[Data records]

───

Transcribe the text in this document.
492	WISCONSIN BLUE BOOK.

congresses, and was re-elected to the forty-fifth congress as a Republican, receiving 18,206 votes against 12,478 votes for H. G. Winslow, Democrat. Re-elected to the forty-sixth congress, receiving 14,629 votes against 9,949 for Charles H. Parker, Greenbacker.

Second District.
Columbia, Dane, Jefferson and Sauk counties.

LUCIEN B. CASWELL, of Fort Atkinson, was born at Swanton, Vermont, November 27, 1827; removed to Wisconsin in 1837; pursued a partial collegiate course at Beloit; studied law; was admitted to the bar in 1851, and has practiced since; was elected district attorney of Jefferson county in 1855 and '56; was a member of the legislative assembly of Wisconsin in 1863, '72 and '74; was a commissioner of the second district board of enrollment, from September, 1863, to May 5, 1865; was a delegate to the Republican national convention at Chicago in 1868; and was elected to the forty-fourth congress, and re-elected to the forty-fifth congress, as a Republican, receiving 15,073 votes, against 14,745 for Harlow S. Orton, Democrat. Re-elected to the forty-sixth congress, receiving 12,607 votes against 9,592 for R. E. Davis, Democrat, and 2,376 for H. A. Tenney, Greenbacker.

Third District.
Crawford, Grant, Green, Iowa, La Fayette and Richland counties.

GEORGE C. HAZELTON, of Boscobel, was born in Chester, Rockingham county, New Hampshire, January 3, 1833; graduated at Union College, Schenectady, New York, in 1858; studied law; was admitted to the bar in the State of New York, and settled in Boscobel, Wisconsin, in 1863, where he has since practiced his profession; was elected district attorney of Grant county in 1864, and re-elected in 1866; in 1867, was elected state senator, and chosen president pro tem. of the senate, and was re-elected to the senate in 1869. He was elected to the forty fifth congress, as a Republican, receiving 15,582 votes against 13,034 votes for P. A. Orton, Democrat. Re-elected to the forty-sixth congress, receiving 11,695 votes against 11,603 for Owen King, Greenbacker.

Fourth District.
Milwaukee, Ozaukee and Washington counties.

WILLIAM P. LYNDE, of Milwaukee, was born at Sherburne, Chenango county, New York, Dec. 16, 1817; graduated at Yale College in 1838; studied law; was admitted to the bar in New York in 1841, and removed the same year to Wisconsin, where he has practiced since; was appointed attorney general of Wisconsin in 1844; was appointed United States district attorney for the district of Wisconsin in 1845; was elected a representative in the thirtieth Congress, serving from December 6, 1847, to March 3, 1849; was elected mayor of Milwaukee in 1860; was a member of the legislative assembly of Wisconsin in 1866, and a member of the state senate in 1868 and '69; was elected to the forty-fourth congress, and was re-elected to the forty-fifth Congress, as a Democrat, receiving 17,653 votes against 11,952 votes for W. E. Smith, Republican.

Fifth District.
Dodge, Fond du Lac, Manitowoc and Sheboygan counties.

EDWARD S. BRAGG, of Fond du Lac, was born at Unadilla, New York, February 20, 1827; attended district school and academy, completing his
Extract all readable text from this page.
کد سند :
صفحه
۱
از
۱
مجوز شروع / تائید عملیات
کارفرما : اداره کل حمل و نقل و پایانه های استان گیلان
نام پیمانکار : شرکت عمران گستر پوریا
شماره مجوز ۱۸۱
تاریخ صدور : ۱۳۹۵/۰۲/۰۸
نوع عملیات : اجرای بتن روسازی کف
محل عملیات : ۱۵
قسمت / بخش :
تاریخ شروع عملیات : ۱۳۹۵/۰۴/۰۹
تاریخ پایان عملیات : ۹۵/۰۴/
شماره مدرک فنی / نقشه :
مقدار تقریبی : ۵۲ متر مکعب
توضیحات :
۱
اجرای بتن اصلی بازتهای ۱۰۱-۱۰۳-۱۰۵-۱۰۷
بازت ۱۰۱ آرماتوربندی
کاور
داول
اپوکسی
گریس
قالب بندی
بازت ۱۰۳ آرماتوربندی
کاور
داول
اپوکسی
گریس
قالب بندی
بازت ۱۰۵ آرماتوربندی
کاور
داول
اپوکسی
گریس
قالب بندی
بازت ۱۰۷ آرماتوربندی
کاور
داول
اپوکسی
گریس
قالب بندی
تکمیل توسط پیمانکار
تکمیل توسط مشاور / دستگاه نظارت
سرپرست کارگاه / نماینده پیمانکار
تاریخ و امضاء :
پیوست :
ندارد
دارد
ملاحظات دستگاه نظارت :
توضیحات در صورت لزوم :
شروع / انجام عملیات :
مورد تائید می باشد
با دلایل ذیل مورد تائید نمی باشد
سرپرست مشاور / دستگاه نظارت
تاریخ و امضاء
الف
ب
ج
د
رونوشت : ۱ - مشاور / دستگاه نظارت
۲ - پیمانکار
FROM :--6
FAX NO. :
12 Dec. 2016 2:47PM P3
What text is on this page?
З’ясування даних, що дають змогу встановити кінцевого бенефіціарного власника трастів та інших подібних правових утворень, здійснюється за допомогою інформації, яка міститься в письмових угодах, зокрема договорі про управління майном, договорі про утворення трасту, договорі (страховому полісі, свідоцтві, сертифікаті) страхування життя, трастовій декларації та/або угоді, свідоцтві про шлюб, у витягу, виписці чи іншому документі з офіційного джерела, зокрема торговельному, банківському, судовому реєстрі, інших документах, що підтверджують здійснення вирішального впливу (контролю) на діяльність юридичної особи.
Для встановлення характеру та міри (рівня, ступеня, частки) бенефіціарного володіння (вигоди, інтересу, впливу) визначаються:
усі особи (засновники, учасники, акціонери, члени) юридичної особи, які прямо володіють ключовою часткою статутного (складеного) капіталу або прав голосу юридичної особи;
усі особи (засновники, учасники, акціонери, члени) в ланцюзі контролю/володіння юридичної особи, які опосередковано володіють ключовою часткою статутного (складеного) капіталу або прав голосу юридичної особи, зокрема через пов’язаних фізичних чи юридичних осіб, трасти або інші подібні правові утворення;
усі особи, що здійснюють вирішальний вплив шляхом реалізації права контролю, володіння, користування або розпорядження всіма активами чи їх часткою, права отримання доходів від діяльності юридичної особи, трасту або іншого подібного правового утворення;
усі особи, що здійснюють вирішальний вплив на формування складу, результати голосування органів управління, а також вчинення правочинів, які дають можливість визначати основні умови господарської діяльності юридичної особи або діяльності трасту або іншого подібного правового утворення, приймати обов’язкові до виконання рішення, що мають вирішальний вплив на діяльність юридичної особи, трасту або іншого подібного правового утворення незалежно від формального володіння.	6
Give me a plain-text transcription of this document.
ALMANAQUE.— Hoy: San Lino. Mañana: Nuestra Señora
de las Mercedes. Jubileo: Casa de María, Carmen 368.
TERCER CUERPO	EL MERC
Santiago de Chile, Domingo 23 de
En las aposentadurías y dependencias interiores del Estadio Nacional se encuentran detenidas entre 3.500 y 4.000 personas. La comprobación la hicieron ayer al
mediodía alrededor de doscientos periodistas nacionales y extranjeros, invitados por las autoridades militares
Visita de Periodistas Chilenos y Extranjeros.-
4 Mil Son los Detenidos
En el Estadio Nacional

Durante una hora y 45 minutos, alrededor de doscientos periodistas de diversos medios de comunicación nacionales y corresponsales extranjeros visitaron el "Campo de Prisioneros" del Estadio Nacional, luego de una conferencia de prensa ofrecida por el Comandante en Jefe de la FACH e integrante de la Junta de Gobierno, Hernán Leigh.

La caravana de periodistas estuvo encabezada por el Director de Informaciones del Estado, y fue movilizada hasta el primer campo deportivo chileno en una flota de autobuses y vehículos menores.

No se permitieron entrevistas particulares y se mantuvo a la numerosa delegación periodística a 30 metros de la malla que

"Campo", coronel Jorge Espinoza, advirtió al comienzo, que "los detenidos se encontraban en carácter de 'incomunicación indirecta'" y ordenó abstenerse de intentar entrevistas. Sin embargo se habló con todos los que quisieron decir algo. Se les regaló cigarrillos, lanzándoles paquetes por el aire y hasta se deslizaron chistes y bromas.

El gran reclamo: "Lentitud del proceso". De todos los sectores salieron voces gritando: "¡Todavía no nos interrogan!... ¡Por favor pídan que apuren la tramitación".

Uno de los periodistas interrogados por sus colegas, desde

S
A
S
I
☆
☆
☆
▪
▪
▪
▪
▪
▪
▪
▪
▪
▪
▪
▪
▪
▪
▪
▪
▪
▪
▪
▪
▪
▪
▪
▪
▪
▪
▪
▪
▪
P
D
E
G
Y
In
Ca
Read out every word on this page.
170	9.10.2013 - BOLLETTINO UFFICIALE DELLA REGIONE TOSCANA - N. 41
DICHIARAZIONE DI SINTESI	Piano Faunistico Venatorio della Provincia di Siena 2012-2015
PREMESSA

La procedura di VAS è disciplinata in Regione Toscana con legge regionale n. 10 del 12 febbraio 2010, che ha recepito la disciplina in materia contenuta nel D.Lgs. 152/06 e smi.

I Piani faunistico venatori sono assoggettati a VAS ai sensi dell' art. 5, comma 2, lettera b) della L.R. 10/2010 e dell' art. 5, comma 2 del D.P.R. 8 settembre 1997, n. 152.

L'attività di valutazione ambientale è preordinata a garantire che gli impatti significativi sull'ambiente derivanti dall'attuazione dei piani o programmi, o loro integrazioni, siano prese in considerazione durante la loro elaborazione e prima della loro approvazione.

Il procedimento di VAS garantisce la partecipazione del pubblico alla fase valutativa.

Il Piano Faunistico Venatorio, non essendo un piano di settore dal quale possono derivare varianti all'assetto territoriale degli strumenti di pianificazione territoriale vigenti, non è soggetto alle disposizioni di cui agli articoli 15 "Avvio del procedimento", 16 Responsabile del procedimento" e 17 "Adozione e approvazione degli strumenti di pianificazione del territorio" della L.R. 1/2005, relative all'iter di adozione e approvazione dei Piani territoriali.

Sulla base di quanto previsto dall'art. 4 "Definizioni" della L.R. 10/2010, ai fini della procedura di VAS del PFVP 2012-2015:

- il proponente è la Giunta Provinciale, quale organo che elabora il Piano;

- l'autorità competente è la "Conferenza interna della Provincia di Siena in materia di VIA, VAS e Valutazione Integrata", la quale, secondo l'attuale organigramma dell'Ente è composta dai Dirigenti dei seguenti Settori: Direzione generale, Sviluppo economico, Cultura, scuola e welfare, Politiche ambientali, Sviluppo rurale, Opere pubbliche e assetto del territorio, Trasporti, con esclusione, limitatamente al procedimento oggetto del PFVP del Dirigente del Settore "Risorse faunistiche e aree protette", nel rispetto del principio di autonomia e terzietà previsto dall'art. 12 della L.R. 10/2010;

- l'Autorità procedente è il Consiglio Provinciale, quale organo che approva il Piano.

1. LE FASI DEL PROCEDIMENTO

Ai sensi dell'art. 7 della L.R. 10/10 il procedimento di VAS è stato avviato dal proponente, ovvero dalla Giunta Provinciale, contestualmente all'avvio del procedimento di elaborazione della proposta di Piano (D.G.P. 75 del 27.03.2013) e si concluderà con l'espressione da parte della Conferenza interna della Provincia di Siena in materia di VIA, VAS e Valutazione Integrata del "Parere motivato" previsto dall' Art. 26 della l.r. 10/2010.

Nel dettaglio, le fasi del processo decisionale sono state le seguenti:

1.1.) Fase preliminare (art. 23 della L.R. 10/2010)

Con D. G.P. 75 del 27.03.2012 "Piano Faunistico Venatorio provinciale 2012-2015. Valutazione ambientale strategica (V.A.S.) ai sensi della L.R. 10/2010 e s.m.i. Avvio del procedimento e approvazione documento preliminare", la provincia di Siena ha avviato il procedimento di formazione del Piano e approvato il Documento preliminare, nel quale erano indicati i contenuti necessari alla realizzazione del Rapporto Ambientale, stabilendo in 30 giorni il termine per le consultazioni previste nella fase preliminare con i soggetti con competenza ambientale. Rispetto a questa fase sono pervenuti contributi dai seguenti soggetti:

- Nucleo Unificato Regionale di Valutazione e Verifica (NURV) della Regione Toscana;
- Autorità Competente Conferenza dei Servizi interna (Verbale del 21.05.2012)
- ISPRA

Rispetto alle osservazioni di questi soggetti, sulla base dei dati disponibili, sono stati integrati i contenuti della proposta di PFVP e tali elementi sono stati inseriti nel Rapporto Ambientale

───

WHAT NEEDS TO BE DONE: Find the lines with the string "трасту" and reproduce them.

SOLUTION TO THIS EXERCISE:
З’ясування даних, що дають змогу встановити кінцевого бенефіціарного власника трастів та інших подібних правових утворень, здійснюється за допомогою інформації, яка міститься в письмових угодах, зокрема договорі про управління майном, договорі про утворення трасту, договорі (страховому полісі, свідоцтві, сертифікаті) страхування життя, трастовій декларації та/або угоді, свідоцтві про шлюб, у витягу, виписці чи іншому документі з офіційного джерела, зокрема торговельному, банківському, судовому реєстрі, інших документах, що підтверджують здійснення вирішального впливу (контролю) на діяльність юридичної особи.
усі особи, що здійснюють вирішальний вплив шляхом реалізації права контролю, володіння, користування або розпорядження всіма активами чи їх часткою, права отримання доходів від діяльності юридичної особи, трасту або іншого подібного правового утворення;
усі особи, що здійснюють вирішальний вплив на формування складу, результати голосування органів управління, а також вчинення правочинів, які дають можливість визначати основні умови господарської діяльності юридичної особи або діяльності трасту або іншого подібного правового утворення, приймати обов’язкові до виконання рішення, що мають вирішальний вплив на діяльність юридичної особи, трасту або іншого подібного правового утворення незалежно від формального володіння.	6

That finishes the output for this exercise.